Task details: Give back a single number, the count of lines containing the word "grid".

Records provided:
▬▬▬

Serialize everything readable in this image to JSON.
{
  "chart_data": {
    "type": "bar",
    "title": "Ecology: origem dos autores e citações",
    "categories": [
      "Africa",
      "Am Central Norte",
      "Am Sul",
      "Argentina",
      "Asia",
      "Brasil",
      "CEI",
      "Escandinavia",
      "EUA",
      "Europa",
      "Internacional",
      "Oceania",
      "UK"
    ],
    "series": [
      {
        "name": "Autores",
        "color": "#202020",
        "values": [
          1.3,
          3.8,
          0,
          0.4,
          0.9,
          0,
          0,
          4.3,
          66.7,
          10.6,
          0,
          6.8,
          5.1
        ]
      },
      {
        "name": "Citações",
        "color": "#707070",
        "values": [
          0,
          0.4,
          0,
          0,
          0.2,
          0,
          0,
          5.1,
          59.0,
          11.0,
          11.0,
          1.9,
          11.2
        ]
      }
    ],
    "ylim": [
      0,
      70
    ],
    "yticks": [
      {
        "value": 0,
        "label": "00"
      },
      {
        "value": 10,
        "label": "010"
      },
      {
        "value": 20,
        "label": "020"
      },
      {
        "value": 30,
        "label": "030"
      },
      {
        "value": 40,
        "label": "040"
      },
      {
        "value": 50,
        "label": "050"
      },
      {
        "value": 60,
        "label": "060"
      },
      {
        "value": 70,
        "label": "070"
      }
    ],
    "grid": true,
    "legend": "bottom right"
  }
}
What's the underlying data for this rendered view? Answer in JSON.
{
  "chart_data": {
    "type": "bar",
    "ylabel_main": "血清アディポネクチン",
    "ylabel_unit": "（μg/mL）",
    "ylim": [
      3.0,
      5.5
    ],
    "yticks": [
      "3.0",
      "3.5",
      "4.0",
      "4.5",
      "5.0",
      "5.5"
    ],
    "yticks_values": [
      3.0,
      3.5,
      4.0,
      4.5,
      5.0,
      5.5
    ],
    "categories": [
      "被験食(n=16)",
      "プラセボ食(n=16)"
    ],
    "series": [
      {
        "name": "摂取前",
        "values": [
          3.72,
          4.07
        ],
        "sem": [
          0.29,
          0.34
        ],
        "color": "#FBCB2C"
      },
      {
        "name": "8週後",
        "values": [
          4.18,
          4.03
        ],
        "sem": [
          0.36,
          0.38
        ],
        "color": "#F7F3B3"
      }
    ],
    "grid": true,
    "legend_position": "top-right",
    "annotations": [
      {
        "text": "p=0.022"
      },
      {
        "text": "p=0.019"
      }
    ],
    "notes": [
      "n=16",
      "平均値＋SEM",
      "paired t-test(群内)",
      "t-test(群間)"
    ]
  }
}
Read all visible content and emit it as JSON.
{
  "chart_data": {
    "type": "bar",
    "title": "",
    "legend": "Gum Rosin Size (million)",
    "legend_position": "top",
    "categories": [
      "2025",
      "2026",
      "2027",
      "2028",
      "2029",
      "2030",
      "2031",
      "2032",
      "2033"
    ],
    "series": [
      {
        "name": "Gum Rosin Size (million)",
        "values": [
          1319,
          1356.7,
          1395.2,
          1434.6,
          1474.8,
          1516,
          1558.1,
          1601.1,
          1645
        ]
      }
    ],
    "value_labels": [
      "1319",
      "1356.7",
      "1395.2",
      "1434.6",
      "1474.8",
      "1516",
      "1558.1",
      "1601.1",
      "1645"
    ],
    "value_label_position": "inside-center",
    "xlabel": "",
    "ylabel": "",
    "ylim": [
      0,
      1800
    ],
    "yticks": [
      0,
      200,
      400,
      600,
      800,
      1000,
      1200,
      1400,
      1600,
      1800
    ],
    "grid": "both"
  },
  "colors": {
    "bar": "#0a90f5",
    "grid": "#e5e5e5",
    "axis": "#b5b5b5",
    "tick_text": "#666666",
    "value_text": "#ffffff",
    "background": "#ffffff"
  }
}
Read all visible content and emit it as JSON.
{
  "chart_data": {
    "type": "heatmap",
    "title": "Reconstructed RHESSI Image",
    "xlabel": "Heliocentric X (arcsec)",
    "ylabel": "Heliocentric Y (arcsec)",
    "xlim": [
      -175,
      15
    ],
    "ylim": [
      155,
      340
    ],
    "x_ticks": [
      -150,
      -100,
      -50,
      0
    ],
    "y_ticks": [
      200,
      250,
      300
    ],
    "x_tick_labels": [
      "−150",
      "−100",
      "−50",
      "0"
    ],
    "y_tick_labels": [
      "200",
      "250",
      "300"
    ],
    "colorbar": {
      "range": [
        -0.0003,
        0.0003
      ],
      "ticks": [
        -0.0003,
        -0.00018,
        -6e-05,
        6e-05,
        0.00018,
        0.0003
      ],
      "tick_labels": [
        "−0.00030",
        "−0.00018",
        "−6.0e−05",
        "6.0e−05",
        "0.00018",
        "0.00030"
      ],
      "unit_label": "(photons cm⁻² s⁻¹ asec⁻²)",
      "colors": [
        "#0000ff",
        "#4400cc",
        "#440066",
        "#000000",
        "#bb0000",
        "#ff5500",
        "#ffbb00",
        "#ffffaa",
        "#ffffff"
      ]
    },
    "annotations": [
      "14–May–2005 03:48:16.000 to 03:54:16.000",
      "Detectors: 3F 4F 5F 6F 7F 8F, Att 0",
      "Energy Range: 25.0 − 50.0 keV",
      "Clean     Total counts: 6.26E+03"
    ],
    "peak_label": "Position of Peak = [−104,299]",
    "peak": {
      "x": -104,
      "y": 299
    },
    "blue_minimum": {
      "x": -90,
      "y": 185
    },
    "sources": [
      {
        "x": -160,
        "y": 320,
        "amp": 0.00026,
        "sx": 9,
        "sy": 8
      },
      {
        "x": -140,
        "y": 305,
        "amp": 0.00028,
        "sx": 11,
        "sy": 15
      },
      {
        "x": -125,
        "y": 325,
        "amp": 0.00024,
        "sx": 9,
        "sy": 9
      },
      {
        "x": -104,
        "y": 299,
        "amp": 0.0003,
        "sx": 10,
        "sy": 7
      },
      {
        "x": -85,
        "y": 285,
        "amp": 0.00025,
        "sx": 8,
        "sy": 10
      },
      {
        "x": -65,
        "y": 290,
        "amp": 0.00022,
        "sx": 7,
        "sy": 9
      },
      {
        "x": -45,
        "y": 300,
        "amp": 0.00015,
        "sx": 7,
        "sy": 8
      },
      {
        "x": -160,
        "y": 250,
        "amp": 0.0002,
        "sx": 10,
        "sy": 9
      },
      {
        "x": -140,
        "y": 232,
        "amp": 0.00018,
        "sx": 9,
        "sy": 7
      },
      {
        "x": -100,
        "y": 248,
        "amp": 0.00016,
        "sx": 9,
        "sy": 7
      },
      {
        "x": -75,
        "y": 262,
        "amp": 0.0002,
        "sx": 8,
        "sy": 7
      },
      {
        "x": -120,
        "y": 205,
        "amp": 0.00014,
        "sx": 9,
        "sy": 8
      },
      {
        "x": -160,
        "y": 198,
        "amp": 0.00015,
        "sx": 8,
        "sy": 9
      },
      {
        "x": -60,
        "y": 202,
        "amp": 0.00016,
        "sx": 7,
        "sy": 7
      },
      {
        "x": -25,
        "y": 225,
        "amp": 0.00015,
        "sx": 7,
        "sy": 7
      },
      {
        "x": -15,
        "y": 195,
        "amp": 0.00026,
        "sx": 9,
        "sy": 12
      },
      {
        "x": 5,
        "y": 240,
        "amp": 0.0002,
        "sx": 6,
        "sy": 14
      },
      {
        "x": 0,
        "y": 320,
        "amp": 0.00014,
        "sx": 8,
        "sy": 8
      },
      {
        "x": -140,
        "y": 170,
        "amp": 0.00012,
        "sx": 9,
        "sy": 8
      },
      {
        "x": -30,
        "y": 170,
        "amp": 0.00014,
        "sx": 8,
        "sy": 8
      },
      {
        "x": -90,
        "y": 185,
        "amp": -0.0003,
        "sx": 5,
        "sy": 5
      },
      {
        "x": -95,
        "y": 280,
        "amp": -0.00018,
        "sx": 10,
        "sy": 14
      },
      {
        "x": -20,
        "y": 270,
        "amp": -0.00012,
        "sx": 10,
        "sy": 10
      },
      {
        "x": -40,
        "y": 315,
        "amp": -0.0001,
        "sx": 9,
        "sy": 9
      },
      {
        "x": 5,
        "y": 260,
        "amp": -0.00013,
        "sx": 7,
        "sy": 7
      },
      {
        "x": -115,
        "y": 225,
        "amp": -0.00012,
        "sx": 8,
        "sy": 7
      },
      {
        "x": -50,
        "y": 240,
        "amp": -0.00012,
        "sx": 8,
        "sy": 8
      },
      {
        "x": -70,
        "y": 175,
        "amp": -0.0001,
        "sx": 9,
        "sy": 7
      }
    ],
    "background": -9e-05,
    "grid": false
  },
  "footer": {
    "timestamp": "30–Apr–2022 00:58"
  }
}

▬▬▬

Result of the exercise: 5